▶ TO DO: Take the data below and repeat it exactly.

▶ DATASET ENTRIES:

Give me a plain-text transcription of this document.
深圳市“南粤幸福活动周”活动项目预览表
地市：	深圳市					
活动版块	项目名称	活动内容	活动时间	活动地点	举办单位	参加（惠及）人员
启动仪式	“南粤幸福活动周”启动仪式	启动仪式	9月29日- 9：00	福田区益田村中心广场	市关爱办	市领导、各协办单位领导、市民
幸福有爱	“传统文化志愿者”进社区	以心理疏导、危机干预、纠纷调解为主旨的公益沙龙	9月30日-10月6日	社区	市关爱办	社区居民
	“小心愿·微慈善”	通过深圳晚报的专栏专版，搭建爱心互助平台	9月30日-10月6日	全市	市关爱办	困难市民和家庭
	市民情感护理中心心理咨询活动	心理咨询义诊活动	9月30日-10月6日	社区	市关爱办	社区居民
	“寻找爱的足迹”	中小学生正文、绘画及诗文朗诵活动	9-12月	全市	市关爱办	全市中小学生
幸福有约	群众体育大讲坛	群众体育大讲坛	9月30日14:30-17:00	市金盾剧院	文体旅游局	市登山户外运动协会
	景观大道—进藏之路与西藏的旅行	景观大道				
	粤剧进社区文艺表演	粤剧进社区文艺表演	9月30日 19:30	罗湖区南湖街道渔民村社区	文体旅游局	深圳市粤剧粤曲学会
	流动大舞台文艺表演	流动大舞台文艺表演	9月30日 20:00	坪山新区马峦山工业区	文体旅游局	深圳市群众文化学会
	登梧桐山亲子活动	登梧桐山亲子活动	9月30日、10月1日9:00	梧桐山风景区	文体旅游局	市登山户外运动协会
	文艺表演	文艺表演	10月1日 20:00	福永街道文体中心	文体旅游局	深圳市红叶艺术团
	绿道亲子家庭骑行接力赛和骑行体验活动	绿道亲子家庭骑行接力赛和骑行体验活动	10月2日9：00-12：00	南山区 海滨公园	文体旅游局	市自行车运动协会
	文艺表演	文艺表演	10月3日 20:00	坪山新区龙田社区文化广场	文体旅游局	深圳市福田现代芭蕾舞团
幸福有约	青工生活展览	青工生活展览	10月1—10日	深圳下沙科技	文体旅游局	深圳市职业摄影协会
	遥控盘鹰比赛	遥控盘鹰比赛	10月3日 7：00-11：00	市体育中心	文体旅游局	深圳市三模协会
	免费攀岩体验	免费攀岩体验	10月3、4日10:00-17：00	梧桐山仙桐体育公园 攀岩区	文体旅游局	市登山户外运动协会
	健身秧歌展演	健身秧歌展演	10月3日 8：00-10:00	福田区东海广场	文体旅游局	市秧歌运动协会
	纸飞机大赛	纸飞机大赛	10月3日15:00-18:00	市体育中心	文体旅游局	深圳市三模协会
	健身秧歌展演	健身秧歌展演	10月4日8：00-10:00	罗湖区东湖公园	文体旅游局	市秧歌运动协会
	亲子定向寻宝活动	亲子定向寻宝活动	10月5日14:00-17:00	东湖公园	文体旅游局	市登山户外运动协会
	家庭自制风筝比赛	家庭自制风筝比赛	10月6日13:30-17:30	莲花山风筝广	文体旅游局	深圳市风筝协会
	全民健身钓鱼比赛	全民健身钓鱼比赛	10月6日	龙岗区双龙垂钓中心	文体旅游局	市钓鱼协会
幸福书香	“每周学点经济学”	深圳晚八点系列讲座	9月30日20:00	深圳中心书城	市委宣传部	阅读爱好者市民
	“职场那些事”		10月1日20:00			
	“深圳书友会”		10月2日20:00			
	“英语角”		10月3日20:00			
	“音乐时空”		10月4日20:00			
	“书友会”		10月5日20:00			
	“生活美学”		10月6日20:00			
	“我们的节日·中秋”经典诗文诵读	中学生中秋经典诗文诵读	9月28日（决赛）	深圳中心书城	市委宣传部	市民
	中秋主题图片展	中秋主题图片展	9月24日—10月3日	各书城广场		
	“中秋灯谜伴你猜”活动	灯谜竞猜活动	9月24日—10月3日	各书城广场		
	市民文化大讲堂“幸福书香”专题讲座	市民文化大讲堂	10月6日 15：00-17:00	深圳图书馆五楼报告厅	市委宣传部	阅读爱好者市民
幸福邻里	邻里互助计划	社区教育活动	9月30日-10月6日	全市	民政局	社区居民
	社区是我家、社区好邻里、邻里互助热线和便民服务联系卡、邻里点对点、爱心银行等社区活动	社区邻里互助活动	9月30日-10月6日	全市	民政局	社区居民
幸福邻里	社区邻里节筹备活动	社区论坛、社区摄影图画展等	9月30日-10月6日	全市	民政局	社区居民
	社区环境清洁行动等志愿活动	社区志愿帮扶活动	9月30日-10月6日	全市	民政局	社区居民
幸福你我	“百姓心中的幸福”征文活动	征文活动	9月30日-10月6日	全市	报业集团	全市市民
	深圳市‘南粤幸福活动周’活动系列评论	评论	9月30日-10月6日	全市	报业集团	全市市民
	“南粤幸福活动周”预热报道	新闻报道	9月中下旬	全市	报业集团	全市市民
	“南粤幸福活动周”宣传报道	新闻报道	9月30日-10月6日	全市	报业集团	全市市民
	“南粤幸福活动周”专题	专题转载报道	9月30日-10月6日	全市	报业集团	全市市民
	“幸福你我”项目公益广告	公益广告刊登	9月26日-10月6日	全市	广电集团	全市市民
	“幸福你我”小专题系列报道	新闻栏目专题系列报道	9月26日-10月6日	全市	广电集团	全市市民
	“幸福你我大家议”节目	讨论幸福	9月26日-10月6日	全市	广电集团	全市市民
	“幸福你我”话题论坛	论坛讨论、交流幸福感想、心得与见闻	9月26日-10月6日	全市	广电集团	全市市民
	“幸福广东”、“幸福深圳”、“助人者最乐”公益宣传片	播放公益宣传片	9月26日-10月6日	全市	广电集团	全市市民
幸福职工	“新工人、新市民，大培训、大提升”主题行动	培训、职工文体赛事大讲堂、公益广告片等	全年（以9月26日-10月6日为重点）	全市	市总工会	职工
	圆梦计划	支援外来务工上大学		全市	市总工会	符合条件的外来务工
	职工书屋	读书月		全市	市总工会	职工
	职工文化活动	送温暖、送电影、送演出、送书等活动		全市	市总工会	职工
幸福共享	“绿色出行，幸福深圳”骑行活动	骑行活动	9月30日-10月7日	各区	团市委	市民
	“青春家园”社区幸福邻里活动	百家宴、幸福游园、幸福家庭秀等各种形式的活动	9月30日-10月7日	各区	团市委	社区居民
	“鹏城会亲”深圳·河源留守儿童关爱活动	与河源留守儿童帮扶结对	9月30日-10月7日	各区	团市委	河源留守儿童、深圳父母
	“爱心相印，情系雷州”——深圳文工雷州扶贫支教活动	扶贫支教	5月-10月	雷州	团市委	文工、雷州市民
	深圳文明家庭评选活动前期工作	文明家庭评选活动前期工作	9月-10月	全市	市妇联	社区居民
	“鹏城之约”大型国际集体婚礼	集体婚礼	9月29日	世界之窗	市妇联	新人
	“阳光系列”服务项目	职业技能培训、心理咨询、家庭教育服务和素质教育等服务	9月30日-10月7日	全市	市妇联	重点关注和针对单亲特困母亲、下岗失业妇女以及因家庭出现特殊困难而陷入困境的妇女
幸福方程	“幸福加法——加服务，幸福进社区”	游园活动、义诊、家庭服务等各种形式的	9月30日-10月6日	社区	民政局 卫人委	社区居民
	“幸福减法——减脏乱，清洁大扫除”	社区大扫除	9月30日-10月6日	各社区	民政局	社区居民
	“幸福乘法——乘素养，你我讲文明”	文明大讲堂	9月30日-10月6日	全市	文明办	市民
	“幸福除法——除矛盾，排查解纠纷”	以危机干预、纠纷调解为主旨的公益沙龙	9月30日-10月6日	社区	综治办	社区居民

▶ ANSWER TO THE EXERCISE:
Give me a plain-text transcription of this document.
深圳市“南粤幸福活动周”活动项目预览表
地市：	深圳市					
活动版块	项目名称	活动内容	活动时间	活动地点	举办单位	参加（惠及）人员
启动仪式	“南粤幸福活动周”启动仪式	启动仪式	9月29日- 9：00	福田区益田村中心广场	市关爱办	市领导、各协办单位领导、市民
幸福有爱	“传统文化志愿者”进社区	以心理疏导、危机干预、纠纷调解为主旨的公益沙龙	9月30日-10月6日	社区	市关爱办	社区居民
	“小心愿·微慈善”	通过深圳晚报的专栏专版，搭建爱心互助平台	9月30日-10月6日	全市	市关爱办	困难市民和家庭
	市民情感护理中心心理咨询活动	心理咨询义诊活动	9月30日-10月6日	社区	市关爱办	社区居民
	“寻找爱的足迹”	中小学生正文、绘画及诗文朗诵活动	9-12月	全市	市关爱办	全市中小学生
幸福有约	群众体育大讲坛	群众体育大讲坛	9月30日14:30-17:00	市金盾剧院	文体旅游局	市登山户外运动协会
	景观大道—进藏之路与西藏的旅行	景观大道				
	粤剧进社区文艺表演	粤剧进社区文艺表演	9月30日 19:30	罗湖区南湖街道渔民村社区	文体旅游局	深圳市粤剧粤曲学会
	流动大舞台文艺表演	流动大舞台文艺表演	9月30日 20:00	坪山新区马峦山工业区	文体旅游局	深圳市群众文化学会
	登梧桐山亲子活动	登梧桐山亲子活动	9月30日、10月1日9:00	梧桐山风景区	文体旅游局	市登山户外运动协会
	文艺表演	文艺表演	10月1日 20:00	福永街道文体中心	文体旅游局	深圳市红叶艺术团
	绿道亲子家庭骑行接力赛和骑行体验活动	绿道亲子家庭骑行接力赛和骑行体验活动	10月2日9：00-12：00	南山区 海滨公园	文体旅游局	市自行车运动协会
	文艺表演	文艺表演	10月3日 20:00	坪山新区龙田社区文化广场	文体旅游局	深圳市福田现代芭蕾舞团
幸福有约	青工生活展览	青工生活展览	10月1—10日	深圳下沙科技	文体旅游局	深圳市职业摄影协会
	遥控盘鹰比赛	遥控盘鹰比赛	10月3日 7：00-11：00	市体育中心	文体旅游局	深圳市三模协会
	免费攀岩体验	免费攀岩体验	10月3、4日10:00-17：00	梧桐山仙桐体育公园 攀岩区	文体旅游局	市登山户外运动协会
	健身秧歌展演	健身秧歌展演	10月3日 8：00-10:00	福田区东海广场	文体旅游局	市秧歌运动协会
	纸飞机大赛	纸飞机大赛	10月3日15:00-18:00	市体育中心	文体旅游局	深圳市三模协会
	健身秧歌展演	健身秧歌展演	10月4日8：00-10:00	罗湖区东湖公园	文体旅游局	市秧歌运动协会
	亲子定向寻宝活动	亲子定向寻宝活动	10月5日14:00-17:00	东湖公园	文体旅游局	市登山户外运动协会
	家庭自制风筝比赛	家庭自制风筝比赛	10月6日13:30-17:30	莲花山风筝广	文体旅游局	深圳市风筝协会
	全民健身钓鱼比赛	全民健身钓鱼比赛	10月6日	龙岗区双龙垂钓中心	文体旅游局	市钓鱼协会
幸福书香	“每周学点经济学”	深圳晚八点系列讲座	9月30日20:00	深圳中心书城	市委宣传部	阅读爱好者市民
	“职场那些事”		10月1日20:00			
	“深圳书友会”		10月2日20:00			
	“英语角”		10月3日20:00			
	“音乐时空”		10月4日20:00			
	“书友会”		10月5日20:00			
	“生活美学”		10月6日20:00			
	“我们的节日·中秋”经典诗文诵读	中学生中秋经典诗文诵读	9月28日（决赛）	深圳中心书城	市委宣传部	市民
	中秋主题图片展	中秋主题图片展	9月24日—10月3日	各书城广场		
	“中秋灯谜伴你猜”活动	灯谜竞猜活动	9月24日—10月3日	各书城广场		
	市民文化大讲堂“幸福书香”专题讲座	市民文化大讲堂	10月6日 15：00-17:00	深圳图书馆五楼报告厅	市委宣传部	阅读爱好者市民
幸福邻里	邻里互助计划	社区教育活动	9月30日-10月6日	全市	民政局	社区居民
	社区是我家、社区好邻里、邻里互助热线和便民服务联系卡、邻里点对点、爱心银行等社区活动	社区邻里互助活动	9月30日-10月6日	全市	民政局	社区居民
幸福邻里	社区邻里节筹备活动	社区论坛、社区摄影图画展等	9月30日-10月6日	全市	民政局	社区居民
	社区环境清洁行动等志愿活动	社区志愿帮扶活动	9月30日-10月6日	全市	民政局	社区居民
幸福你我	“百姓心中的幸福”征文活动	征文活动	9月30日-10月6日	全市	报业集团	全市市民
	深圳市‘南粤幸福活动周’活动系列评论	评论	9月30日-10月6日	全市	报业集团	全市市民
	“南粤幸福活动周”预热报道	新闻报道	9月中下旬	全市	报业集团	全市市民
	“南粤幸福活动周”宣传报道	新闻报道	9月30日-10月6日	全市	报业集团	全市市民
	“南粤幸福活动周”专题	专题转载报道	9月30日-10月6日	全市	报业集团	全市市民
	“幸福你我”项目公益广告	公益广告刊登	9月26日-10月6日	全市	广电集团	全市市民
	“幸福你我”小专题系列报道	新闻栏目专题系列报道	9月26日-10月6日	全市	广电集团	全市市民
	“幸福你我大家议”节目	讨论幸福	9月26日-10月6日	全市	广电集团	全市市民
	“幸福你我”话题论坛	论坛讨论、交流幸福感想、心得与见闻	9月26日-10月6日	全市	广电集团	全市市民
	“幸福广东”、“幸福深圳”、“助人者最乐”公益宣传片	播放公益宣传片	9月26日-10月6日	全市	广电集团	全市市民
幸福职工	“新工人、新市民，大培训、大提升”主题行动	培训、职工文体赛事大讲堂、公益广告片等	全年（以9月26日-10月6日为重点）	全市	市总工会	职工
	圆梦计划	支援外来务工上大学		全市	市总工会	符合条件的外来务工
	职工书屋	读书月		全市	市总工会	职工
	职工文化活动	送温暖、送电影、送演出、送书等活动		全市	市总工会	职工
幸福共享	“绿色出行，幸福深圳”骑行活动	骑行活动	9月30日-10月7日	各区	团市委	市民
	“青春家园”社区幸福邻里活动	百家宴、幸福游园、幸福家庭秀等各种形式的活动	9月30日-10月7日	各区	团市委	社区居民
	“鹏城会亲”深圳·河源留守儿童关爱活动	与河源留守儿童帮扶结对	9月30日-10月7日	各区	团市委	河源留守儿童、深圳父母
	“爱心相印，情系雷州”——深圳文工雷州扶贫支教活动	扶贫支教	5月-10月	雷州	团市委	文工、雷州市民
	深圳文明家庭评选活动前期工作	文明家庭评选活动前期工作	9月-10月	全市	市妇联	社区居民
	“鹏城之约”大型国际集体婚礼	集体婚礼	9月29日	世界之窗	市妇联	新人
	“阳光系列”服务项目	职业技能培训、心理咨询、家庭教育服务和素质教育等服务	9月30日-10月7日	全市	市妇联	重点关注和针对单亲特困母亲、下岗失业妇女以及因家庭出现特殊困难而陷入困境的妇女
幸福方程	“幸福加法——加服务，幸福进社区”	游园活动、义诊、家庭服务等各种形式的	9月30日-10月6日	社区	民政局 卫人委	社区居民
	“幸福减法——减脏乱，清洁大扫除”	社区大扫除	9月30日-10月6日	各社区	民政局	社区居民
	“幸福乘法——乘素养，你我讲文明”	文明大讲堂	9月30日-10月6日	全市	文明办	市民
	“幸福除法——除矛盾，排查解纠纷”	以危机干预、纠纷调解为主旨的公益沙龙	9月30日-10月6日	社区	综治办	社区居民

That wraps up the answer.